[Dataset records]
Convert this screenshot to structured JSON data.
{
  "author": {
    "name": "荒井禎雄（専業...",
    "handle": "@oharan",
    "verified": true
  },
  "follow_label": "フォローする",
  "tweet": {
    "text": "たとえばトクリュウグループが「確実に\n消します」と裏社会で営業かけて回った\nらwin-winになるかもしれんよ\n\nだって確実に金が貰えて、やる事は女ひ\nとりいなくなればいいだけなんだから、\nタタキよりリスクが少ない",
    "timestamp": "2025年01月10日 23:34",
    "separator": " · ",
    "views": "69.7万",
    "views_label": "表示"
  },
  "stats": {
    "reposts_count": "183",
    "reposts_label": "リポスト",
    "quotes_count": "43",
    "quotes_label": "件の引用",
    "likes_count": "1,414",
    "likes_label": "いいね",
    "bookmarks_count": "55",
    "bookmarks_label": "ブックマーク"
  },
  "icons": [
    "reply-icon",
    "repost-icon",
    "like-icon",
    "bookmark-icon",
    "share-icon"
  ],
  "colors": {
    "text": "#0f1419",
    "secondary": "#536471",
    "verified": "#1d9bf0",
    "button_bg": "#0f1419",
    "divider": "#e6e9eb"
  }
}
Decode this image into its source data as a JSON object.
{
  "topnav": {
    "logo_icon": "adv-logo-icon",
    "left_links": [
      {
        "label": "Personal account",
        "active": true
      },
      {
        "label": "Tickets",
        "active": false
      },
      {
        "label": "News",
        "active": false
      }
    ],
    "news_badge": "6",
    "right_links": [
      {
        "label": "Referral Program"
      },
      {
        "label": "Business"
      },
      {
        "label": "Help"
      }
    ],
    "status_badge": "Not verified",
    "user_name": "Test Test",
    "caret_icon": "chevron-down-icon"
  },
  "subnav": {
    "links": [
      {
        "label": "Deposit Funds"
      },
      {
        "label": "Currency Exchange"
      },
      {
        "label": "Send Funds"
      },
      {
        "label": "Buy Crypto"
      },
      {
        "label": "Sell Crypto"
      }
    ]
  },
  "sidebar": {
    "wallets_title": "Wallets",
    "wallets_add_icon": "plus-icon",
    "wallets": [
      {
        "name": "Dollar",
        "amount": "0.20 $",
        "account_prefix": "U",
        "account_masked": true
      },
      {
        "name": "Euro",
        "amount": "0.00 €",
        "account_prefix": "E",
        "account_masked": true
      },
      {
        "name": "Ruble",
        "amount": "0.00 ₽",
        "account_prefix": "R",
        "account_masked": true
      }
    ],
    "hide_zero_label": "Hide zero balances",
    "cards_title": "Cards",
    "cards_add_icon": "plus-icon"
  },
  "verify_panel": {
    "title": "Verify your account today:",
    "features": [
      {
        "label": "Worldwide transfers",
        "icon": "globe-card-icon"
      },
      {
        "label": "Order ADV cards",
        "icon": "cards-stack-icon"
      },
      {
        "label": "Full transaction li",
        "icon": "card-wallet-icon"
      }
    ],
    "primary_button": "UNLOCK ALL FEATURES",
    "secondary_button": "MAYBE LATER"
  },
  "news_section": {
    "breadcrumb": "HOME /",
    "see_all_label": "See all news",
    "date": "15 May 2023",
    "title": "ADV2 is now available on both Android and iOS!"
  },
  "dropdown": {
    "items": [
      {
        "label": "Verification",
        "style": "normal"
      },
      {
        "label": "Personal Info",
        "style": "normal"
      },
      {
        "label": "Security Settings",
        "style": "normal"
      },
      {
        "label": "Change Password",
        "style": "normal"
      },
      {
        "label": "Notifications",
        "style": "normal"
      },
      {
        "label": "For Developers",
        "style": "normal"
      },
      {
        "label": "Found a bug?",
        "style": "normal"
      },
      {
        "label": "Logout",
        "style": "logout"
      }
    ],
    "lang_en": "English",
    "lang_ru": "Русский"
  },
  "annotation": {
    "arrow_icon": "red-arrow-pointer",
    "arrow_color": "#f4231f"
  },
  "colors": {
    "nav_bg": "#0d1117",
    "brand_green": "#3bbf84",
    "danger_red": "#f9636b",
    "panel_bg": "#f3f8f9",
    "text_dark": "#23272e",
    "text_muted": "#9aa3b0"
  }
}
...
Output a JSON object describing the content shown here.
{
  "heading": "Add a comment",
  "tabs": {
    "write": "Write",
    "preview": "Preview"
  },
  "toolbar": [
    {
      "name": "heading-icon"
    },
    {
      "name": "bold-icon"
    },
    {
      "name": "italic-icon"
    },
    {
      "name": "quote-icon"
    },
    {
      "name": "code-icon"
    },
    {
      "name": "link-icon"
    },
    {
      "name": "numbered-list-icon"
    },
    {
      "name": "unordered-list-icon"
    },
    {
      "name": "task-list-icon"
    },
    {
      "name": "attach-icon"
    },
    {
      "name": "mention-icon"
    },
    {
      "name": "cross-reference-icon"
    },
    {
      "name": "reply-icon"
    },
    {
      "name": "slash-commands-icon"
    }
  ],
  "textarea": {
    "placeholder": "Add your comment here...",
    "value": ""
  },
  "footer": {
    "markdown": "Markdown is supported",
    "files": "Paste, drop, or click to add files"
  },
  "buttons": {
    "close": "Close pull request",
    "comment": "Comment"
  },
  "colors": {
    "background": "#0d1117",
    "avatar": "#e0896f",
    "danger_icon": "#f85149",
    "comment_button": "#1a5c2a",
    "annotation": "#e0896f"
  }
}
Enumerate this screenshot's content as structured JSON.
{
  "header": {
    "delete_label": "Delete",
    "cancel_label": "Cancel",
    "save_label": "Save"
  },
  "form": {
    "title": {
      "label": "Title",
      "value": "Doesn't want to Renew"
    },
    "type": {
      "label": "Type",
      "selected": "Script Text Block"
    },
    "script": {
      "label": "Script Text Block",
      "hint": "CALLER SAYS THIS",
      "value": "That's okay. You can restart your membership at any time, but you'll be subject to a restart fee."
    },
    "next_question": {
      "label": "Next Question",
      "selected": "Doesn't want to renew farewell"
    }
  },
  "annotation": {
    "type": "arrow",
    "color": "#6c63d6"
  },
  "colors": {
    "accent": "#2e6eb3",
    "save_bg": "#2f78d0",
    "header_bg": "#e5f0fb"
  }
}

**What you are asked to do**
Pick out the lines containing the word "verified" and show them.

**Full solution**
    "verified": true
    "verified": "#1d9bf0",
    "status_badge": "Not verified",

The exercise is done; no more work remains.